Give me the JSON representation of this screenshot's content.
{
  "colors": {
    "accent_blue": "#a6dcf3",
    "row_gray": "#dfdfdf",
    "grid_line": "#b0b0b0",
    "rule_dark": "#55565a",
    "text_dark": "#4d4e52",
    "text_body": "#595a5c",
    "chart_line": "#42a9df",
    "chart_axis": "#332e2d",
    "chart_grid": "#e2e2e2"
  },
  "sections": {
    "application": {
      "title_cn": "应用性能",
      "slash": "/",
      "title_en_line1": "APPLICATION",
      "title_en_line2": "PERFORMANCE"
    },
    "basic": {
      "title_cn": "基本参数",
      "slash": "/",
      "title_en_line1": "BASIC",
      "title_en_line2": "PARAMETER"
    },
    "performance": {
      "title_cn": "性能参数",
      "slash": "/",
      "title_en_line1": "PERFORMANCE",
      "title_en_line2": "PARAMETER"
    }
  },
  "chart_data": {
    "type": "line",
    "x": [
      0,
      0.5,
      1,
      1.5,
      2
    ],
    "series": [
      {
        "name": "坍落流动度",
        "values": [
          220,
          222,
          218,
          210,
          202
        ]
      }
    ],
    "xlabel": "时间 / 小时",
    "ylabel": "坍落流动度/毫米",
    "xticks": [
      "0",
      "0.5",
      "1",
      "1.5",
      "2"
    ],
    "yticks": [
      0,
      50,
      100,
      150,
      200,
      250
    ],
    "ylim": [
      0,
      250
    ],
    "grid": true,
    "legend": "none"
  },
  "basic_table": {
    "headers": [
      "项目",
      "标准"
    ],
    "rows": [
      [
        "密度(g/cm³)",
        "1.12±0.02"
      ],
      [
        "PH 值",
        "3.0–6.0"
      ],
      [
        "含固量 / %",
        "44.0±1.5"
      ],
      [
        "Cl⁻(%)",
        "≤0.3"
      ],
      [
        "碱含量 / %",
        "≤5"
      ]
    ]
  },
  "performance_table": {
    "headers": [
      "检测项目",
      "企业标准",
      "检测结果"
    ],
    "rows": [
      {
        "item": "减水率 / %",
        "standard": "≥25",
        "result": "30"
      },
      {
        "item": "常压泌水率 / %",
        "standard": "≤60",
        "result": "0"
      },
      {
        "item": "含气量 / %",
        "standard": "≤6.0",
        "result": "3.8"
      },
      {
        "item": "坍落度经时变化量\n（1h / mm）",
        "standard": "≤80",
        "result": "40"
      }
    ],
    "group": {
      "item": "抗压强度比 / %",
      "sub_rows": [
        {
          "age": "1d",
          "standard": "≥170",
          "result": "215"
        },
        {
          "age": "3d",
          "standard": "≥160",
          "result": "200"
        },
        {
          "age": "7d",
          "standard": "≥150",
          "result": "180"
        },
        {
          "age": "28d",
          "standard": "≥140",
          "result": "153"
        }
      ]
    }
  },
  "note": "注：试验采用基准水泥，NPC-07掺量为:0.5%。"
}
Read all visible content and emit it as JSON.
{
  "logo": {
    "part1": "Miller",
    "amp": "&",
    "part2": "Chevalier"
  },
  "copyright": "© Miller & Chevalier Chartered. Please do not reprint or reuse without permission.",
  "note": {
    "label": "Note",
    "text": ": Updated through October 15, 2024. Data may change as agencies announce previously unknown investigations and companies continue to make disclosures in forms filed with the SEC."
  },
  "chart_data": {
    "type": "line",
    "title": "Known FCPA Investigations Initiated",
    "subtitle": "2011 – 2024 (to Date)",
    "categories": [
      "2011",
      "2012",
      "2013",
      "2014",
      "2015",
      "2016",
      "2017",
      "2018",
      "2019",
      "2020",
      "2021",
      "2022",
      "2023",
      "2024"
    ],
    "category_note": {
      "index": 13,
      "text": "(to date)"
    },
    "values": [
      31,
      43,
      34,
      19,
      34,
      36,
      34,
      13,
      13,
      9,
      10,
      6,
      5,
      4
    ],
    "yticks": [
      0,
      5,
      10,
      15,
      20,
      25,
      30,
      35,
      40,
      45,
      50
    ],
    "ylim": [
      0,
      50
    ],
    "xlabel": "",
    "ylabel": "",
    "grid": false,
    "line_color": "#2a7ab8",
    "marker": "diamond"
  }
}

» **EXERCISE**
Print nothing but the lines from the line with "Read all visible content and emit it as JSON." to the last line of the records above. Both of those lines count.

» **RESPONSE BELOW**
Read all visible content and emit it as JSON.
{
  "logo": {
    "part1": "Miller",
    "amp": "&",
    "part2": "Chevalier"
  },
  "copyright": "© Miller & Chevalier Chartered. Please do not reprint or reuse without permission.",
  "note": {
    "label": "Note",
    "text": ": Updated through October 15, 2024. Data may change as agencies announce previously unknown investigations and companies continue to make disclosures in forms filed with the SEC."
  },
  "chart_data": {
    "type": "line",
    "title": "Known FCPA Investigations Initiated",
    "subtitle": "2011 – 2024 (to Date)",
    "categories": [
      "2011",
      "2012",
      "2013",
      "2014",
      "2015",
      "2016",
      "2017",
      "2018",
      "2019",
      "2020",
      "2021",
      "2022",
      "2023",
      "2024"
    ],
    "category_note": {
      "index": 13,
      "text": "(to date)"
    },
    "values": [
      31,
      43,
      34,
      19,
      34,
      36,
      34,
      13,
      13,
      9,
      10,
      6,
      5,
      4
    ],
    "yticks": [
      0,
      5,
      10,
      15,
      20,
      25,
      30,
      35,
      40,
      45,
      50
    ],
    "ylim": [
      0,
      50
    ],
    "xlabel": "",
    "ylabel": "",
    "grid": false,
    "line_color": "#2a7ab8",
    "marker": "diamond"
  }
}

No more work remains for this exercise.